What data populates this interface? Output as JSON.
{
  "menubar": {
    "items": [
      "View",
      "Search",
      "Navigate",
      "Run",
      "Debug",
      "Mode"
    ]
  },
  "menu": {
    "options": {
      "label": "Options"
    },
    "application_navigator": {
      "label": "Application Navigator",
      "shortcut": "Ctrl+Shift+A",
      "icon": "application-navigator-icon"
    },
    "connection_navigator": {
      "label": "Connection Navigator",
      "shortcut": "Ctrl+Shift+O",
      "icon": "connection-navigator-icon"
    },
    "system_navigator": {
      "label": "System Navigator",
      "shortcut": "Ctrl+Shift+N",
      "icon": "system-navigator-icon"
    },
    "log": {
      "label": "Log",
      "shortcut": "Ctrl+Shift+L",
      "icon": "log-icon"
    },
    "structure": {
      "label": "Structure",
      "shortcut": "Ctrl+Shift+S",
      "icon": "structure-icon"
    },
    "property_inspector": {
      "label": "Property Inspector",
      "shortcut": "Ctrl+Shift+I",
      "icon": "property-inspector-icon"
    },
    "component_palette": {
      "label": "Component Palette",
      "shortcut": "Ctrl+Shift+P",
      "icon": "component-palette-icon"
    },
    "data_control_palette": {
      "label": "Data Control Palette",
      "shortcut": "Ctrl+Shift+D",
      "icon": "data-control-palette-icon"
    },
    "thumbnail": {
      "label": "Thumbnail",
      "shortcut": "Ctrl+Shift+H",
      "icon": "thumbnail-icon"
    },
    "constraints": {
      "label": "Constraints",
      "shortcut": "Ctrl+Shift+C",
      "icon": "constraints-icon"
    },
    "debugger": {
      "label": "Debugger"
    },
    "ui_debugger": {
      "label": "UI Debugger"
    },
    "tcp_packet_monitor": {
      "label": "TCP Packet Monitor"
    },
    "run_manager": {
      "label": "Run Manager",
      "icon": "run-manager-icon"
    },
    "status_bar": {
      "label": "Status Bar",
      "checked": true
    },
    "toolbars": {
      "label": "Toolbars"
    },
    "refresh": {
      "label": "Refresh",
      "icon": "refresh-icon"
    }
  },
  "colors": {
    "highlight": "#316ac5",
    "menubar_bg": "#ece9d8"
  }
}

————

• Set problem
Output the records verbatim, from the first line to the last.

• Task result
What data populates this interface? Output as JSON.
{
  "menubar": {
    "items": [
      "View",
      "Search",
      "Navigate",
      "Run",
      "Debug",
      "Mode"
    ]
  },
  "menu": {
    "options": {
      "label": "Options"
    },
    "application_navigator": {
      "label": "Application Navigator",
      "shortcut": "Ctrl+Shift+A",
      "icon": "application-navigator-icon"
    },
    "connection_navigator": {
      "label": "Connection Navigator",
      "shortcut": "Ctrl+Shift+O",
      "icon": "connection-navigator-icon"
    },
    "system_navigator": {
      "label": "System Navigator",
      "shortcut": "Ctrl+Shift+N",
      "icon": "system-navigator-icon"
    },
    "log": {
      "label": "Log",
      "shortcut": "Ctrl+Shift+L",
      "icon": "log-icon"
    },
    "structure": {
      "label": "Structure",
      "shortcut": "Ctrl+Shift+S",
      "icon": "structure-icon"
    },
    "property_inspector": {
      "label": "Property Inspector",
      "shortcut": "Ctrl+Shift+I",
      "icon": "property-inspector-icon"
    },
    "component_palette": {
      "label": "Component Palette",
      "shortcut": "Ctrl+Shift+P",
      "icon": "component-palette-icon"
    },
    "data_control_palette": {
      "label": "Data Control Palette",
      "shortcut": "Ctrl+Shift+D",
      "icon": "data-control-palette-icon"
    },
    "thumbnail": {
      "label": "Thumbnail",
      "shortcut": "Ctrl+Shift+H",
      "icon": "thumbnail-icon"
    },
    "constraints": {
      "label": "Constraints",
      "shortcut": "Ctrl+Shift+C",
      "icon": "constraints-icon"
    },
    "debugger": {
      "label": "Debugger"
    },
    "ui_debugger": {
      "label": "UI Debugger"
    },
    "tcp_packet_monitor": {
      "label": "TCP Packet Monitor"
    },
    "run_manager": {
      "label": "Run Manager",
      "icon": "run-manager-icon"
    },
    "status_bar": {
      "label": "Status Bar",
      "checked": true
    },
    "toolbars": {
      "label": "Toolbars"
    },
    "refresh": {
      "label": "Refresh",
      "icon": "refresh-icon"
    }
  },
  "colors": {
    "highlight": "#316ac5",
    "menubar_bg": "#ece9d8"
  }
}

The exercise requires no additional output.